▶ ROWS
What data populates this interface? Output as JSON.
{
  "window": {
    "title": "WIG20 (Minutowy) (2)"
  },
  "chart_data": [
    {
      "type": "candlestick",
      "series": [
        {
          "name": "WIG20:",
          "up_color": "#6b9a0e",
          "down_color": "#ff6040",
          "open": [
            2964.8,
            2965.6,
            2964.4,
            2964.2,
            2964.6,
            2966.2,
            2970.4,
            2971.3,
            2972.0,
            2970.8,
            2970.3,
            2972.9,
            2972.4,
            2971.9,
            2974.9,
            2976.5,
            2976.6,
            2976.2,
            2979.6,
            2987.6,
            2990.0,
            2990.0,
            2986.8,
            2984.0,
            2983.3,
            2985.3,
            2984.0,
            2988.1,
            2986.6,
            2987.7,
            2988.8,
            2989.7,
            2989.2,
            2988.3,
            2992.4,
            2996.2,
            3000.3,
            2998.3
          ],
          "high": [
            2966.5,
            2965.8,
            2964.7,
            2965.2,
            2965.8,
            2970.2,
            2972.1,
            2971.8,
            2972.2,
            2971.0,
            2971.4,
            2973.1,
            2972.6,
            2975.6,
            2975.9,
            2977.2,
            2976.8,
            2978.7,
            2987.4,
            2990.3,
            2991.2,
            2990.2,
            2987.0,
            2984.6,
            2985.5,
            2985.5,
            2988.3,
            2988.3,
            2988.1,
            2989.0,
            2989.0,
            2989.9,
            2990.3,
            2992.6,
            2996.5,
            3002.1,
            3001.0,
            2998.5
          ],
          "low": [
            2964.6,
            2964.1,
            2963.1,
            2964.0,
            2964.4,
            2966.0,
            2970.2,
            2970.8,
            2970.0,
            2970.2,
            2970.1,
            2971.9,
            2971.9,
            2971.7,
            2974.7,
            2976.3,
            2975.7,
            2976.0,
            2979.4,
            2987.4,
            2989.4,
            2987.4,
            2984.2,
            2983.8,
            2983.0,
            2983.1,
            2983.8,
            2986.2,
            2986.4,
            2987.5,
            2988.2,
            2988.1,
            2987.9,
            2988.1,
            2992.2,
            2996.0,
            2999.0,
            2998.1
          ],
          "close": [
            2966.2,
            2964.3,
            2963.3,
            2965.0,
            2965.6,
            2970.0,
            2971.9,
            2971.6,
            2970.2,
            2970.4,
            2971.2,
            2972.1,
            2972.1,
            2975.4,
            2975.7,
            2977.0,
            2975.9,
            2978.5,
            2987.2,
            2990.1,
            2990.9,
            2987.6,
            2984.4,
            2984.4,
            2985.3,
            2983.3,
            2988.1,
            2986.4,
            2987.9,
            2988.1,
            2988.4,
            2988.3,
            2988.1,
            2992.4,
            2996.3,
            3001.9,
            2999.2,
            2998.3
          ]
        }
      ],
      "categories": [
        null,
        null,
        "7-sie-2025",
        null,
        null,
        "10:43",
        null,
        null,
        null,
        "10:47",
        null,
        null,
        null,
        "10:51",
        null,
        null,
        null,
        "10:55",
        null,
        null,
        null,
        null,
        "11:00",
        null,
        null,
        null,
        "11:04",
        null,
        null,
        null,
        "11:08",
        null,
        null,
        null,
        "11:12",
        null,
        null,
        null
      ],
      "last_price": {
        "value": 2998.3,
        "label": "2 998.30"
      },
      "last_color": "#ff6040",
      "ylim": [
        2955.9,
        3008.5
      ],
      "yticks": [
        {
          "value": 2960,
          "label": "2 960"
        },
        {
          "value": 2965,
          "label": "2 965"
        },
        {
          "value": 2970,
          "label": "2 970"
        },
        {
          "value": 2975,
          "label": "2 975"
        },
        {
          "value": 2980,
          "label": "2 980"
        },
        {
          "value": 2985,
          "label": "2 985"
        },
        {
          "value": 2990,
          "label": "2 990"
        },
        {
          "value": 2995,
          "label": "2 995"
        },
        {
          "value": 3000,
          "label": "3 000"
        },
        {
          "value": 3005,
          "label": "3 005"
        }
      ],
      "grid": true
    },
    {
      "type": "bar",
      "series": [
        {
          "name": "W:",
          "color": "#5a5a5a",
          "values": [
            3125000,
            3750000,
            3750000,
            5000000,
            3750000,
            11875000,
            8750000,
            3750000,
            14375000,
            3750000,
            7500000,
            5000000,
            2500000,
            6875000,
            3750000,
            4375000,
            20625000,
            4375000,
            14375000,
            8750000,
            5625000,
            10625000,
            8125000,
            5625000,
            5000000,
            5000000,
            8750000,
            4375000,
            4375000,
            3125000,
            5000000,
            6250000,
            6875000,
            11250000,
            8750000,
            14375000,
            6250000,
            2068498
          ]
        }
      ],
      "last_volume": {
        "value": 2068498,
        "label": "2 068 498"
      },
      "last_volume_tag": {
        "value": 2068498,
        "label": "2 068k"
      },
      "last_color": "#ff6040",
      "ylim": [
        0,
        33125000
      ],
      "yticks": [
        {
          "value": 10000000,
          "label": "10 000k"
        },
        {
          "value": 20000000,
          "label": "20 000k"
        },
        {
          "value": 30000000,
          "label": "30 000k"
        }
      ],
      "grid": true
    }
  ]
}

▶ TASK GOAL
Set down the entries above again, word for word.

▶ RESPONSE TO THIS EXERCISE
What data populates this interface? Output as JSON.
{
  "window": {
    "title": "WIG20 (Minutowy) (2)"
  },
  "chart_data": [
    {
      "type": "candlestick",
      "series": [
        {
          "name": "WIG20:",
          "up_color": "#6b9a0e",
          "down_color": "#ff6040",
          "open": [
            2964.8,
            2965.6,
            2964.4,
            2964.2,
            2964.6,
            2966.2,
            2970.4,
            2971.3,
            2972.0,
            2970.8,
            2970.3,
            2972.9,
            2972.4,
            2971.9,
            2974.9,
            2976.5,
            2976.6,
            2976.2,
            2979.6,
            2987.6,
            2990.0,
            2990.0,
            2986.8,
            2984.0,
            2983.3,
            2985.3,
            2984.0,
            2988.1,
            2986.6,
            2987.7,
            2988.8,
            2989.7,
            2989.2,
            2988.3,
            2992.4,
            2996.2,
            3000.3,
            2998.3
          ],
          "high": [
            2966.5,
            2965.8,
            2964.7,
            2965.2,
            2965.8,
            2970.2,
            2972.1,
            2971.8,
            2972.2,
            2971.0,
            2971.4,
            2973.1,
            2972.6,
            2975.6,
            2975.9,
            2977.2,
            2976.8,
            2978.7,
            2987.4,
            2990.3,
            2991.2,
            2990.2,
            2987.0,
            2984.6,
            2985.5,
            2985.5,
            2988.3,
            2988.3,
            2988.1,
            2989.0,
            2989.0,
            2989.9,
            2990.3,
            2992.6,
            2996.5,
            3002.1,
            3001.0,
            2998.5
          ],
          "low": [
            2964.6,
            2964.1,
            2963.1,
            2964.0,
            2964.4,
            2966.0,
            2970.2,
            2970.8,
            2970.0,
            2970.2,
            2970.1,
            2971.9,
            2971.9,
            2971.7,
            2974.7,
            2976.3,
            2975.7,
            2976.0,
            2979.4,
            2987.4,
            2989.4,
            2987.4,
            2984.2,
            2983.8,
            2983.0,
            2983.1,
            2983.8,
            2986.2,
            2986.4,
            2987.5,
            2988.2,
            2988.1,
            2987.9,
            2988.1,
            2992.2,
            2996.0,
            2999.0,
            2998.1
          ],
          "close": [
            2966.2,
            2964.3,
            2963.3,
            2965.0,
            2965.6,
            2970.0,
            2971.9,
            2971.6,
            2970.2,
            2970.4,
            2971.2,
            2972.1,
            2972.1,
            2975.4,
            2975.7,
            2977.0,
            2975.9,
            2978.5,
            2987.2,
            2990.1,
            2990.9,
            2987.6,
            2984.4,
            2984.4,
            2985.3,
            2983.3,
            2988.1,
            2986.4,
            2987.9,
            2988.1,
            2988.4,
            2988.3,
            2988.1,
            2992.4,
            2996.3,
            3001.9,
            2999.2,
            2998.3
          ]
        }
      ],
      "categories": [
        null,
        null,
        "7-sie-2025",
        null,
        null,
        "10:43",
        null,
        null,
        null,
        "10:47",
        null,
        null,
        null,
        "10:51",
        null,
        null,
        null,
        "10:55",
        null,
        null,
        null,
        null,
        "11:00",
        null,
        null,
        null,
        "11:04",
        null,
        null,
        null,
        "11:08",
        null,
        null,
        null,
        "11:12",
        null,
        null,
        null
      ],
      "last_price": {
        "value": 2998.3,
        "label": "2 998.30"
      },
      "last_color": "#ff6040",
      "ylim": [
        2955.9,
        3008.5
      ],
      "yticks": [
        {
          "value": 2960,
          "label": "2 960"
        },
        {
          "value": 2965,
          "label": "2 965"
        },
        {
          "value": 2970,
          "label": "2 970"
        },
        {
          "value": 2975,
          "label": "2 975"
        },
        {
          "value": 2980,
          "label": "2 980"
        },
        {
          "value": 2985,
          "label": "2 985"
        },
        {
          "value": 2990,
          "label": "2 990"
        },
        {
          "value": 2995,
          "label": "2 995"
        },
        {
          "value": 3000,
          "label": "3 000"
        },
        {
          "value": 3005,
          "label": "3 005"
        }
      ],
      "grid": true
    },
    {
      "type": "bar",
      "series": [
        {
          "name": "W:",
          "color": "#5a5a5a",
          "values": [
            3125000,
            3750000,
            3750000,
            5000000,
            3750000,
            11875000,
            8750000,
            3750000,
            14375000,
            3750000,
            7500000,
            5000000,
            2500000,
            6875000,
            3750000,
            4375000,
            20625000,
            4375000,
            14375000,
            8750000,
            5625000,
            10625000,
            8125000,
            5625000,
            5000000,
            5000000,
            8750000,
            4375000,
            4375000,
            3125000,
            5000000,
            6250000,
            6875000,
            11250000,
            8750000,
            14375000,
            6250000,
            2068498
          ]
        }
      ],
      "last_volume": {
        "value": 2068498,
        "label": "2 068 498"
      },
      "last_volume_tag": {
        "value": 2068498,
        "label": "2 068k"
      },
      "last_color": "#ff6040",
      "ylim": [
        0,
        33125000
      ],
      "yticks": [
        {
          "value": 10000000,
          "label": "10 000k"
        },
        {
          "value": 20000000,
          "label": "20 000k"
        },
        {
          "value": 30000000,
          "label": "30 000k"
        }
      ],
      "grid": true
    }
  ]
}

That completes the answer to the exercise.